- _Exercise directions_
For the material that follows, list every line containing the word "документами".

══ Listed records

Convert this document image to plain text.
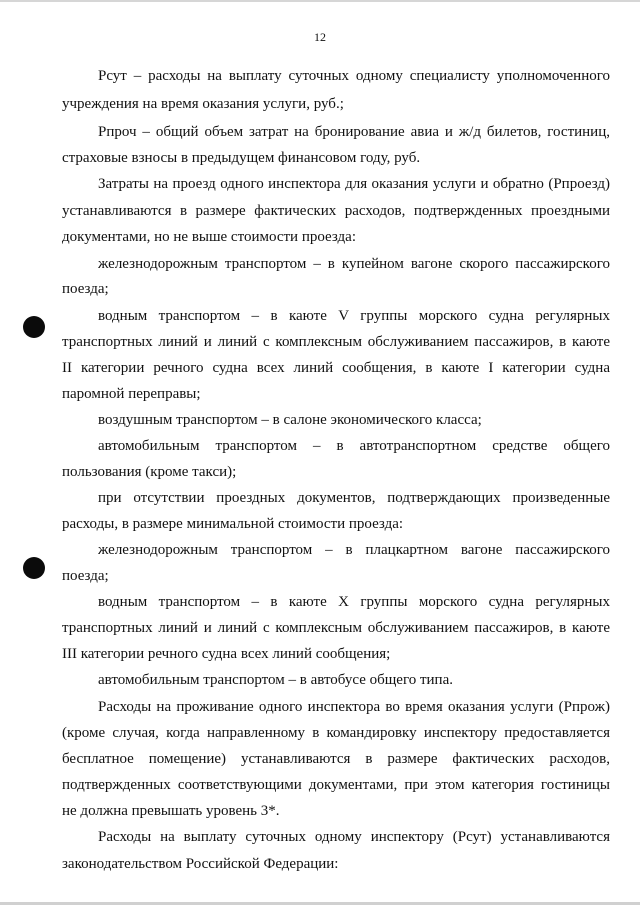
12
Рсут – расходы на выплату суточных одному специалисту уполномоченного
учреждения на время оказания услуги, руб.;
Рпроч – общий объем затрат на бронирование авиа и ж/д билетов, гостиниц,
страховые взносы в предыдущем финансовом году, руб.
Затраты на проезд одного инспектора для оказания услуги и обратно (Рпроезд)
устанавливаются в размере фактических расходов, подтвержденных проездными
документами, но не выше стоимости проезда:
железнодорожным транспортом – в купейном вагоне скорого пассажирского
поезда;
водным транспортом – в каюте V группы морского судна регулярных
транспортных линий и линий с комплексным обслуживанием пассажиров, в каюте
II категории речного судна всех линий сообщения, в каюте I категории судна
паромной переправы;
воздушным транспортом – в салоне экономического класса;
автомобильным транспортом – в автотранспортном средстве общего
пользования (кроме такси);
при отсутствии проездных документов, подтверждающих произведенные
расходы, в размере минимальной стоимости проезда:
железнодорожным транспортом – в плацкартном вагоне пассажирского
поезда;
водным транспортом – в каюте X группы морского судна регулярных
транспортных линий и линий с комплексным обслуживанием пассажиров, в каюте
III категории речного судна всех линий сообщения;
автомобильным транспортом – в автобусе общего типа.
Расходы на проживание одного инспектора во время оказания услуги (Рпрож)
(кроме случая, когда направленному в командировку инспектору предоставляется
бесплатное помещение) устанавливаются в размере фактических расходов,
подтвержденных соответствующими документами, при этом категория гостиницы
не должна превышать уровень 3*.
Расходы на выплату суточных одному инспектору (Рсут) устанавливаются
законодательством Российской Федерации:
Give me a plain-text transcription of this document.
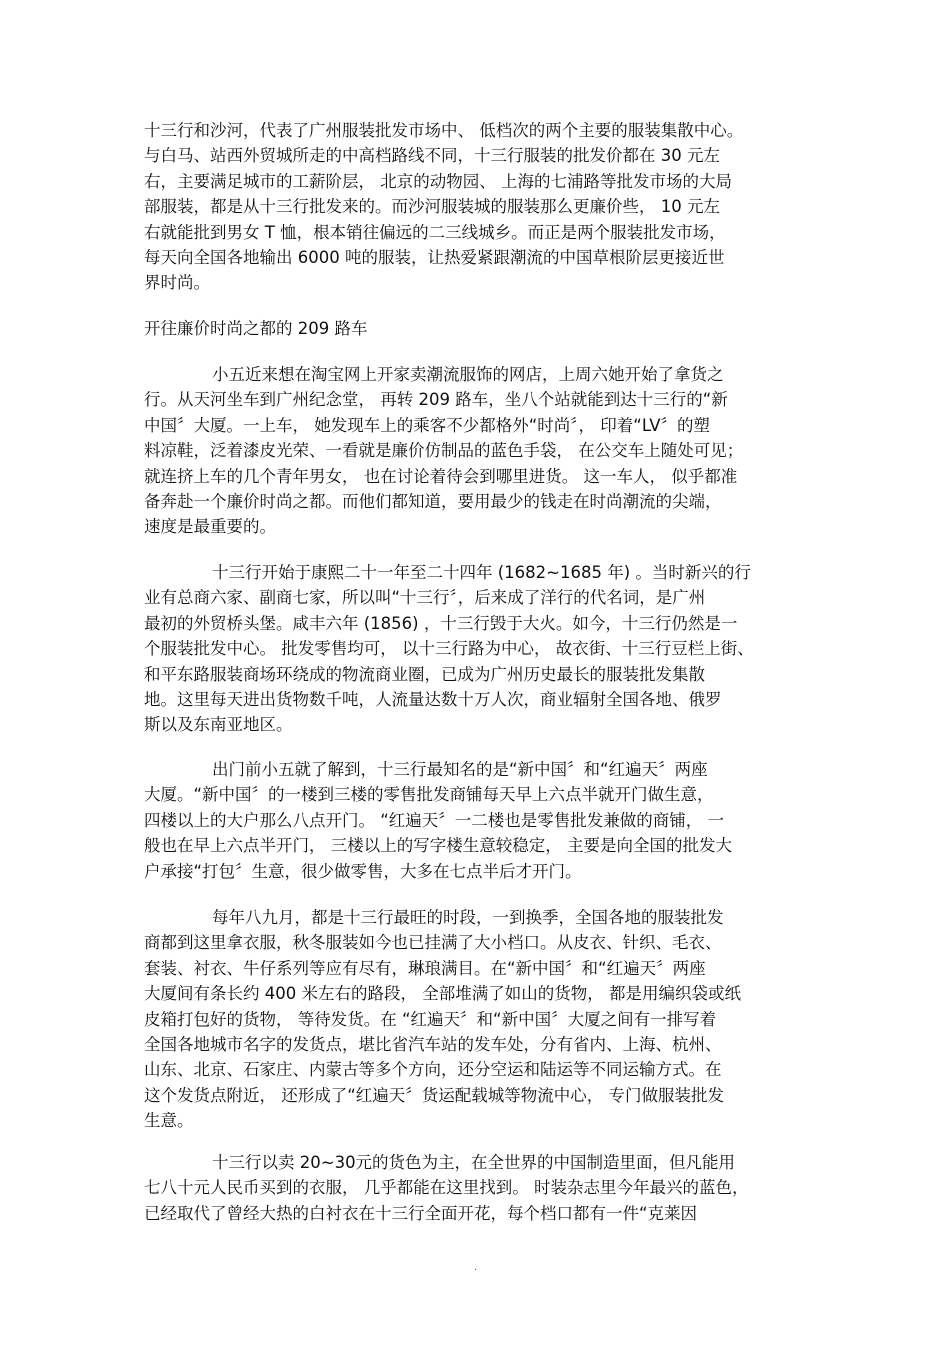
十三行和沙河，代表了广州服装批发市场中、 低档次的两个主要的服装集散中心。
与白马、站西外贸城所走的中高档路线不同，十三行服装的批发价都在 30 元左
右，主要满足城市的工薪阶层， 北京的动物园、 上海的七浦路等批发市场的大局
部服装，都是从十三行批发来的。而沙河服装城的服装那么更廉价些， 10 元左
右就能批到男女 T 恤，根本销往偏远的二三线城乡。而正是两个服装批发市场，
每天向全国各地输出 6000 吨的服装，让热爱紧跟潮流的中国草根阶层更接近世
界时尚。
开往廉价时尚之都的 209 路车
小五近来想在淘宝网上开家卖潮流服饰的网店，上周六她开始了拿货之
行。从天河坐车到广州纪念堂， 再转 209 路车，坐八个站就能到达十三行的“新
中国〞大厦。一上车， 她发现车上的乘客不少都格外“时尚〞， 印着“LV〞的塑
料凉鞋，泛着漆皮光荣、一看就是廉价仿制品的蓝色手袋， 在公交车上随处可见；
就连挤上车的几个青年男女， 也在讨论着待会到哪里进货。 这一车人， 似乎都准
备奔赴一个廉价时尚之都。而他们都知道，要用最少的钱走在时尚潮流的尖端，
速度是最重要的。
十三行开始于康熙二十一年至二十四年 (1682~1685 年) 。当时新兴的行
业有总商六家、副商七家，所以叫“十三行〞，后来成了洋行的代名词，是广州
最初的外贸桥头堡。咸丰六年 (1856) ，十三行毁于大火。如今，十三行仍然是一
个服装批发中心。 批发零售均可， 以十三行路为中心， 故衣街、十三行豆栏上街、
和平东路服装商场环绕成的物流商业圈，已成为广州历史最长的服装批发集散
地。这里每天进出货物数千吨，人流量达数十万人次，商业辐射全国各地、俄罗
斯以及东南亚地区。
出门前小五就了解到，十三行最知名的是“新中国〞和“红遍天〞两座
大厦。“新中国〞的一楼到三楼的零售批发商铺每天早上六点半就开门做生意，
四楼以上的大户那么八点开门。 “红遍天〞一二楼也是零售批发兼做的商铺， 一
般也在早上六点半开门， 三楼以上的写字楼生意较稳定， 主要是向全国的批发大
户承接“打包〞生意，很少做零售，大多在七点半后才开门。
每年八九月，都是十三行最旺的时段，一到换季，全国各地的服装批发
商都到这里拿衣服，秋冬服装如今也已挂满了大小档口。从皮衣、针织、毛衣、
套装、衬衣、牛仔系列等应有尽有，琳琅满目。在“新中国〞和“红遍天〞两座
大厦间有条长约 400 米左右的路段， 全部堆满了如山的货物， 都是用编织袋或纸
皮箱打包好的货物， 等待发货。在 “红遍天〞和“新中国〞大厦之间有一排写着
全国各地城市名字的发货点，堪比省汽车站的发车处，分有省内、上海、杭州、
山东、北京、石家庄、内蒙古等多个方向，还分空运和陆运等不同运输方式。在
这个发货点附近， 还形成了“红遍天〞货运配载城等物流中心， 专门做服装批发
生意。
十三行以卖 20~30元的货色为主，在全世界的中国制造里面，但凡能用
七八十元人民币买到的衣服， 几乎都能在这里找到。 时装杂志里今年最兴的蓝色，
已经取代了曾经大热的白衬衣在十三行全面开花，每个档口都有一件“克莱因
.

════
══ Listed records

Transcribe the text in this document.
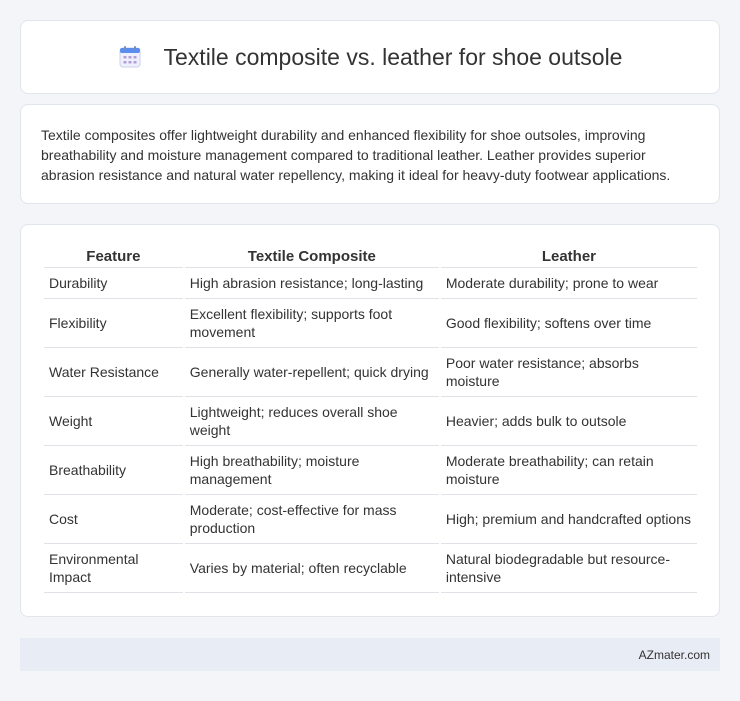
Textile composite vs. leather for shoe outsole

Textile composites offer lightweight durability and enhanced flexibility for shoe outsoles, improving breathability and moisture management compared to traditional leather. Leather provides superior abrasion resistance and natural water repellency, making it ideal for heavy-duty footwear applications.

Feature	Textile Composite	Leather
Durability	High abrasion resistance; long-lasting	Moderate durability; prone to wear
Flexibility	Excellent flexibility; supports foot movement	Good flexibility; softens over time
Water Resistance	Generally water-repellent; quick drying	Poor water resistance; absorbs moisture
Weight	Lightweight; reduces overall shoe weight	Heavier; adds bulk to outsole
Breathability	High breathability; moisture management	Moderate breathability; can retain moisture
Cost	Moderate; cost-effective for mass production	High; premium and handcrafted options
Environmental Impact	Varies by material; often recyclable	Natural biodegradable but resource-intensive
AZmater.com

════

- _Task response_
документами, но не выше стоимости проезда:
подтвержденных соответствующими документами, при этом категория гостиницы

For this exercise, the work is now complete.